Seçilen Metin.
»»
ORMAN VE SU İŞLERİ BAKANI VEYSEL EROĞLU (Afyonkarahisar) - Olabilir. İşte, demek ki mutlaka vardır. 40 tane...
MEHMET GÜNAL (Antalya) - Hayır, şöyle söylüyorum: Peki, neye göre kuruyor adam onu yani yeterli değilse? Ben de onu merak ediyorum.
ORMAN VE SU İŞLERİ BAKANI VEYSEL EROĞLU (Afyonkarahisar) - Efendim, bir dakika...
MEHMET GÜNAL (Antalya) - Su yapıları denetim şirketi değil mi bunları?
ORMAN VE SU İŞLERİ BAKANI VEYSEL EROĞLU (Afyonkarahisar) - Bir defa bu çocuk oyuncağı değil, bakın baraj.
MEHMET GÜNAL (Antalya) - Kapattıralım o zaman.
BAŞKAN - Neyi kapattırıyoruz arkadaşlar?
MEHMET GÜNAL (Antalya) - Şimdi, yetkisiz kurulan su yapıları denetim şirketi olur mu? Ne iş yapacak o adam? Ya mühendislik yapacak ya müşavirlik yapacak yani.
ORMAN VE SU İŞLERİ BAKANI VEYSEL EROĞLU (Afyonkarahisar) - Yok efendim, bu inşaatın, yapılan inşaatın kontrolüdür, denetimidir bakın. Yoksa...
(Mikrofon otomatik cihaz tarafından kapatıldı)
BAŞKAN - Sayın Bakan, süre doldu.
ORMAN VE SU İŞLERİ BAKANI VEYSEL EROĞLU (Afyonkarahisar) - Ek süre verebilirseniz...
BAŞKAN - On beş dakika daha vereyim.
Buyurun.
ORMAN VE SU İŞLERİ BAKANI VEYSEL EROĞLU (Afyonkarahisar) - Bu konuda isterseniz istediğiniz kadar detaylı...
Zekeriya Bey, gitti.
BAŞKAN - Sayın Günal, buyurun.
MEHMET GÜNAL (Antalya) - Sayın Bakan, son bir şey söylüyorum. Bakın, diyorum ki: İhale ayrı şey...
ORMAN VE SU İŞLERİ BAKANI VEYSEL EROĞLU (Afyonkarahisar) - Ama süreyi...
MEHMET GÜNAL (Antalya) - Yok, iki dakika verin ama soru havada kalmasın.
BAŞKAN - Tamam, süreyi ben durdurdum.
MEHMET GÜNAL (Antalya) - Şimdi, arkadaşlar bakıyor anlamadı, onlara anlattım. Şimdi "Hoca yanlış mı söyledi bize?" diye bakıyorlar. Benim itibarım söz konusu burada şimdi. Bakın diyorum ki: Başka varsa...
ORMAN VE SU İŞLERİ BAKANI VEYSEL EROĞLU (Afyonkarahisar) - Evet ama işte demek ki bildiğiniz şey yanlış.
MEHMET GÜNAL (Antalya) - Bir dakika ama söylüyorum: Eğer nitelikli değilse, yeterli değilse öteki şirketleri kapatalım, yanlış yapıyorlar o zaman.
««
Sağlanan Malzeme.
»»
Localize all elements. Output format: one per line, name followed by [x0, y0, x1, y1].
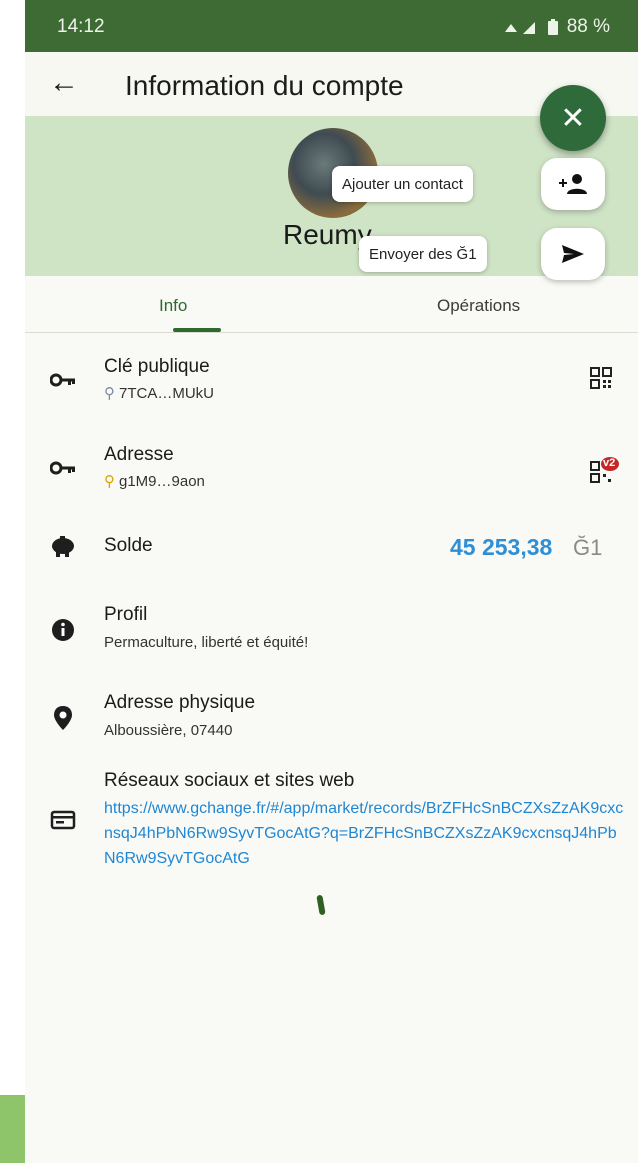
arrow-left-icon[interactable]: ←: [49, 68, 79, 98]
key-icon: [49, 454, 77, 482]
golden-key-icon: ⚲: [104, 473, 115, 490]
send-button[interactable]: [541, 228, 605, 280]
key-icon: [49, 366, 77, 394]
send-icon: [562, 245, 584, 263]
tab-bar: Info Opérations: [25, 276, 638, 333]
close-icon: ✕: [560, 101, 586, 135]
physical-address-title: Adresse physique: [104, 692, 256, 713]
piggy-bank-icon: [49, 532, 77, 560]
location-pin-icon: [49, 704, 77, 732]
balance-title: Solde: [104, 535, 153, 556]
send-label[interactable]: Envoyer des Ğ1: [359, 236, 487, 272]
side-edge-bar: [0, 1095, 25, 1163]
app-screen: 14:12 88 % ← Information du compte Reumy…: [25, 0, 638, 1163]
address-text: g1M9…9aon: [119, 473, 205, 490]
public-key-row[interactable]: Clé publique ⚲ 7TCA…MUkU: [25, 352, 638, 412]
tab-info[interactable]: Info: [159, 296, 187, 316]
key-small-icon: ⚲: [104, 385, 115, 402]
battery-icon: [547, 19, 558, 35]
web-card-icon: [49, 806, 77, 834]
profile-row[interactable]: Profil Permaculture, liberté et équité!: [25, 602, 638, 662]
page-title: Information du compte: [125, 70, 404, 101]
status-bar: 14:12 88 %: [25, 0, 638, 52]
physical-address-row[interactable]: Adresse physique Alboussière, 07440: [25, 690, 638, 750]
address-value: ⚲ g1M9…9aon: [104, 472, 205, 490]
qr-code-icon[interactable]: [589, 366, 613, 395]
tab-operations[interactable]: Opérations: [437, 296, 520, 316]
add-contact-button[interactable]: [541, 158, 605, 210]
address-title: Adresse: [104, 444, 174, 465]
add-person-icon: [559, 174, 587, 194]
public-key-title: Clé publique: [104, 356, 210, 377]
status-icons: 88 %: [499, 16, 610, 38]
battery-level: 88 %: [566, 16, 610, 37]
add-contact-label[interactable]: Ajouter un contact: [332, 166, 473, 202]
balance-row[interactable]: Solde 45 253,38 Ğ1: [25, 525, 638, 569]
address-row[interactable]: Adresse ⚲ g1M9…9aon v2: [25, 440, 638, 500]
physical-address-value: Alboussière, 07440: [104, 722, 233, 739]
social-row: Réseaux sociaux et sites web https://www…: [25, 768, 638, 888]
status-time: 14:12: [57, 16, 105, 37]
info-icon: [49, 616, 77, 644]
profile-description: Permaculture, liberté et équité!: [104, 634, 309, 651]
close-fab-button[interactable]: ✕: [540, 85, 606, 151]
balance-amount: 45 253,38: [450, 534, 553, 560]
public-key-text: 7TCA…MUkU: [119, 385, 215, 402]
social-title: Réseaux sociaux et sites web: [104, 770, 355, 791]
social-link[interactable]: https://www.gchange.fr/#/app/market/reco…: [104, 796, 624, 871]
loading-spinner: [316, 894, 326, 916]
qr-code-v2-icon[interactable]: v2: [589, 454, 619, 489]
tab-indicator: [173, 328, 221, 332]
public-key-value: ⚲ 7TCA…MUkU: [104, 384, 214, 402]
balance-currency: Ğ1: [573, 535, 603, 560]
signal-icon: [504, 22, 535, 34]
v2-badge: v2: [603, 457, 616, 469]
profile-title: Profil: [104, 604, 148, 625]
««
»»
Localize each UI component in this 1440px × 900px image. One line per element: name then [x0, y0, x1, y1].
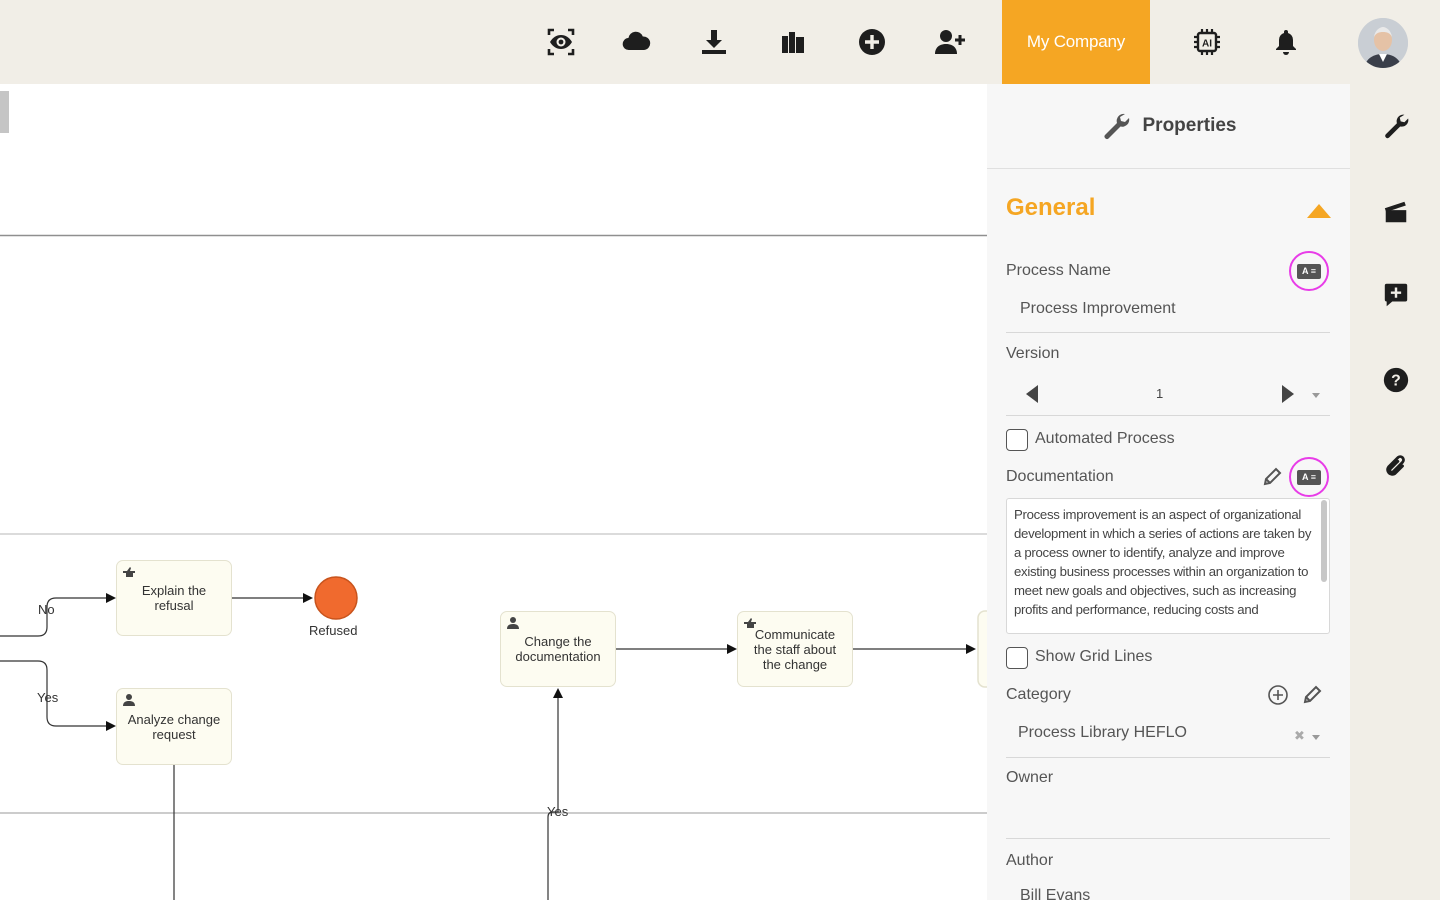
««
Alıştırma Koşulları.
- 1) Seçilen metne göre aşağıdaki ifadelerin doğru olup olmadığını belirtiniz. Her biri için evet veya hayır deyip metindeki belirleyici sözleri birebir aktarınız.
(a) Başkan, Bakan'a on beş dakika daha süre verdi.
(b) Süreyi durduran kişi Mehmet Günal'dır.
(c) Bakan, barajın çocuk oyuncağı olmadığını söyledi.
- 2) Listede "Localize all elements." ifadesini içeren satırdan "web-card-icon: [49, 806, 77, 834]" ifadesini içeren satıra kadar, iki uç dahil olmak üzere satırları aynen yazınız; resimleri cevaba almayınız.

Sonuçlar.
- 1)
(a) Evet: "BAŞKAN - On beş dakika daha vereyim."
(b) Hayır: "BAŞKAN - Tamam, süreyi ben durdurdum."
(c) Evet: "Bir defa bu çocuk oyuncağı değil, bakın baraj."

- 2)
Localize all elements. Output format: one per line, name followed by [x0, y0, x1, y1].
arrow-left-icon[interactable]: ←: [49, 68, 79, 98]
key-icon: [49, 454, 77, 482]
golden-key-icon: ⚲: [104, 473, 115, 490]
send-button[interactable]: [541, 228, 605, 280]
key-icon: [49, 366, 77, 394]
send-icon: [562, 245, 584, 263]
tab-bar: Info Opérations: [25, 276, 638, 333]
close-icon: ✕: [560, 101, 586, 135]
physical-address-title: Adresse physique: [104, 692, 256, 713]
piggy-bank-icon: [49, 532, 77, 560]
location-pin-icon: [49, 704, 77, 732]
balance-title: Solde: [104, 535, 153, 556]
send-label[interactable]: Envoyer des Ğ1: [359, 236, 487, 272]
side-edge-bar: [0, 1095, 25, 1163]
app-screen: 14:12 88 % ← Information du compte Reumy…: [25, 0, 638, 1163]
address-text: g1M9…9aon: [119, 473, 205, 490]
public-key-row[interactable]: Clé publique ⚲ 7TCA…MUkU: [25, 352, 638, 412]
tab-info[interactable]: Info: [159, 296, 187, 316]
key-small-icon: ⚲: [104, 385, 115, 402]
battery-icon: [547, 19, 558, 35]
web-card-icon: [49, 806, 77, 834]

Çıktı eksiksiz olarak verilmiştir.